■ Exercise: Check each line of the records below and collect those holding "Anyeの小站".

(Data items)
= = =
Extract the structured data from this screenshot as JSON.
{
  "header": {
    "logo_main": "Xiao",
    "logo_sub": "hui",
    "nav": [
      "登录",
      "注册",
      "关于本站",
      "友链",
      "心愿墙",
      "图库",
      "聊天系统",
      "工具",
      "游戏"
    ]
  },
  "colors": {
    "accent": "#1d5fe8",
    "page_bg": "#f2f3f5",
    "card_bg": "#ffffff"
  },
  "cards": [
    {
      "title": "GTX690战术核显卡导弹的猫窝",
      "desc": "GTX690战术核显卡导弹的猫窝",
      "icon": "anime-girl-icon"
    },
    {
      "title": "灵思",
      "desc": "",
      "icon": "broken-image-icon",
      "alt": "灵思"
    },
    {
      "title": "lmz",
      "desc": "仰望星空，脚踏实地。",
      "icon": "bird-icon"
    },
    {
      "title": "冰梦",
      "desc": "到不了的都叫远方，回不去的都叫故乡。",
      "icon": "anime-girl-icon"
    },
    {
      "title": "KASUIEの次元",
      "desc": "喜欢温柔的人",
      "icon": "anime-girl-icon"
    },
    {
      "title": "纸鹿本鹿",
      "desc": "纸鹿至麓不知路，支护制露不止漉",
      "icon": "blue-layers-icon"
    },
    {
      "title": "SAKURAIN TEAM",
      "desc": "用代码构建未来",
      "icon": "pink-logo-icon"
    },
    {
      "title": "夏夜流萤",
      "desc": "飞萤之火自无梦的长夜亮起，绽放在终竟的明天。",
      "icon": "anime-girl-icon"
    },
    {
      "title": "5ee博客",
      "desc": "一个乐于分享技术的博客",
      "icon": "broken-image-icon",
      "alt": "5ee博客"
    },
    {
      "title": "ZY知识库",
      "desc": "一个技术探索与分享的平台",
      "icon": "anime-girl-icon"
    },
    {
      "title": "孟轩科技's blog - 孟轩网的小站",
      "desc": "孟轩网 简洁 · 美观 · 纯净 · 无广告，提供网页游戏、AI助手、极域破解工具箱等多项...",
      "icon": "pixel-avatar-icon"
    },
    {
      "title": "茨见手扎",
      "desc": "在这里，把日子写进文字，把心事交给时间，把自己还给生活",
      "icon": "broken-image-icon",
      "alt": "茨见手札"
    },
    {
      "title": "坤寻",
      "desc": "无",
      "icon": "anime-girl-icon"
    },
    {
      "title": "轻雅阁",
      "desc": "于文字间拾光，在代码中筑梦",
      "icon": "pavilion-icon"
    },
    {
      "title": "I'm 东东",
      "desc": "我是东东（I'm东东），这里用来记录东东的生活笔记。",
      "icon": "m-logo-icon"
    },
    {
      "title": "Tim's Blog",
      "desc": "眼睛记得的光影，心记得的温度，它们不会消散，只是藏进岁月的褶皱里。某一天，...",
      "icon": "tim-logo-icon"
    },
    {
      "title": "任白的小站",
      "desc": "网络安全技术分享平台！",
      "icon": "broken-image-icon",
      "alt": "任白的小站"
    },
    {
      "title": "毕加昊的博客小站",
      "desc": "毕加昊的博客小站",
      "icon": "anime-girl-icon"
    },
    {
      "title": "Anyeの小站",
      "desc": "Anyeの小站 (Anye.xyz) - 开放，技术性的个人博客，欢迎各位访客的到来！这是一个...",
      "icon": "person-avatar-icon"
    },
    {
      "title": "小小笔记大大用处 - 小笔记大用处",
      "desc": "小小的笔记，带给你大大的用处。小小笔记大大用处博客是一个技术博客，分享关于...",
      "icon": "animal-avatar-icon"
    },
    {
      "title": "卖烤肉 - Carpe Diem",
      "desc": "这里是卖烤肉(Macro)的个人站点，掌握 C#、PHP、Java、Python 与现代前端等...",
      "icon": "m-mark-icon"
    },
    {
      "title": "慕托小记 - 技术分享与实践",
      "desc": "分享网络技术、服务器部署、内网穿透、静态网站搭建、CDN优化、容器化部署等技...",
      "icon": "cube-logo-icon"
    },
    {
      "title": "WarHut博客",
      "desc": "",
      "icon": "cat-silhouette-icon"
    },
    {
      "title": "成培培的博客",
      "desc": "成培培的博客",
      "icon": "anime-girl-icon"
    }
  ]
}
= = =
■ Exercise result:
      "title": "Anyeの小站",
      "desc": "Anyeの小站 (Anye.xyz) - 开放，技术性的个人博客，欢迎各位访客的到来！这是一个...",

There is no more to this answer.